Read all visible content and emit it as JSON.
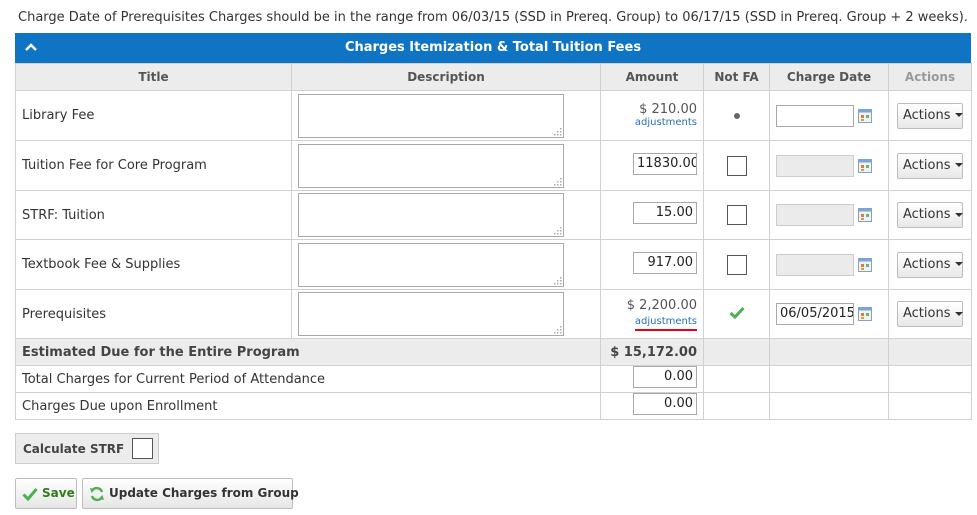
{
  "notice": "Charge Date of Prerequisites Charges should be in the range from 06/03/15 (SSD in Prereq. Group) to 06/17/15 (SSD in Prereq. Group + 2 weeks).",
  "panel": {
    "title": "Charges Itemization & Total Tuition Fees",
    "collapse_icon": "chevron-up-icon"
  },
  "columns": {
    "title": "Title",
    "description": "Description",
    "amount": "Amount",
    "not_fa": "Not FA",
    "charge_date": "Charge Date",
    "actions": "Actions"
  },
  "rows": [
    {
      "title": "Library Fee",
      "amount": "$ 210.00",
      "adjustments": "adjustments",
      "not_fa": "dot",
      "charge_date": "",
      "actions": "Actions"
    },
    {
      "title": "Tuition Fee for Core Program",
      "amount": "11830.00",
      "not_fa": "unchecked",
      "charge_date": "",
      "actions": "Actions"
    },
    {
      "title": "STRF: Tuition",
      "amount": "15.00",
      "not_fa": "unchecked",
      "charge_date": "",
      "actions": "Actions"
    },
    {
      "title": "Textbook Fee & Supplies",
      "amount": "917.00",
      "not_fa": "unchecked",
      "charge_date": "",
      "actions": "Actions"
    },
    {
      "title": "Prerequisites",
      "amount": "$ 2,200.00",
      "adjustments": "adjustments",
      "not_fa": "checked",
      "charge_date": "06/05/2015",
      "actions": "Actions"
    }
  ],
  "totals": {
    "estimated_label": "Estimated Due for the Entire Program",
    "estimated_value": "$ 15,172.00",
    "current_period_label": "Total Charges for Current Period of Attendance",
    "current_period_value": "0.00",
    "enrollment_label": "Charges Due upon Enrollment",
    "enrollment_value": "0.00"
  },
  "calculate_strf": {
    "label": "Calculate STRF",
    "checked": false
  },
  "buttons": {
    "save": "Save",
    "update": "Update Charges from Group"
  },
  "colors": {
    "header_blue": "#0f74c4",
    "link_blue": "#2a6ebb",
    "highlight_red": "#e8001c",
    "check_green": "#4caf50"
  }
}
● ● ●
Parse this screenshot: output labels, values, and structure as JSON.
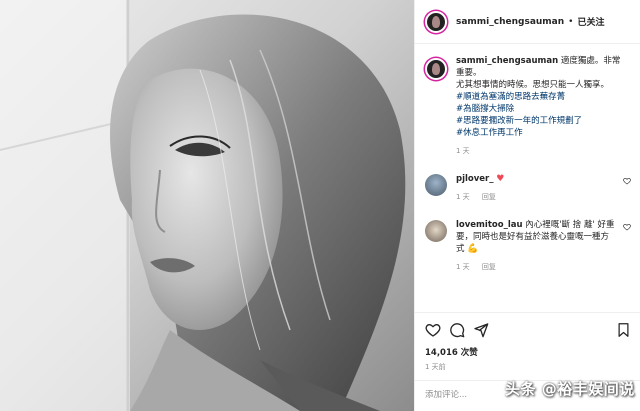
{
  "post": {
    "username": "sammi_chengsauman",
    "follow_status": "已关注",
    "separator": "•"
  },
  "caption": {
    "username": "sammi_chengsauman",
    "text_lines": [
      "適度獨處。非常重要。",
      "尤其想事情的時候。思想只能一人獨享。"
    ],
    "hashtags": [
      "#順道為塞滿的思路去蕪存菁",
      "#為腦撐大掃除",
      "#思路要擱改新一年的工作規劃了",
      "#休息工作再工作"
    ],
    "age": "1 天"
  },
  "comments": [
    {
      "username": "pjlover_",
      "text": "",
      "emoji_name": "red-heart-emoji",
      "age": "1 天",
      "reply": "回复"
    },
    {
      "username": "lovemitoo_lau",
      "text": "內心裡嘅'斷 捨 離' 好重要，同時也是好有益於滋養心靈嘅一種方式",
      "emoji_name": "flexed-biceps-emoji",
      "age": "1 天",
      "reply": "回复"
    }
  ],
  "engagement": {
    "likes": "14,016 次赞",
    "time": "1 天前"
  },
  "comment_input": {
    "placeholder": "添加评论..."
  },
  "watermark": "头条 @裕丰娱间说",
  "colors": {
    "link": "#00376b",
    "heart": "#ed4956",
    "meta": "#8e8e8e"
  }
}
● ● ●
**EXERCISE BRIEF:** Give nothing but the count of lines in the listing above that hold the string "emoji".

**WRITTEN SOLUTION:** 2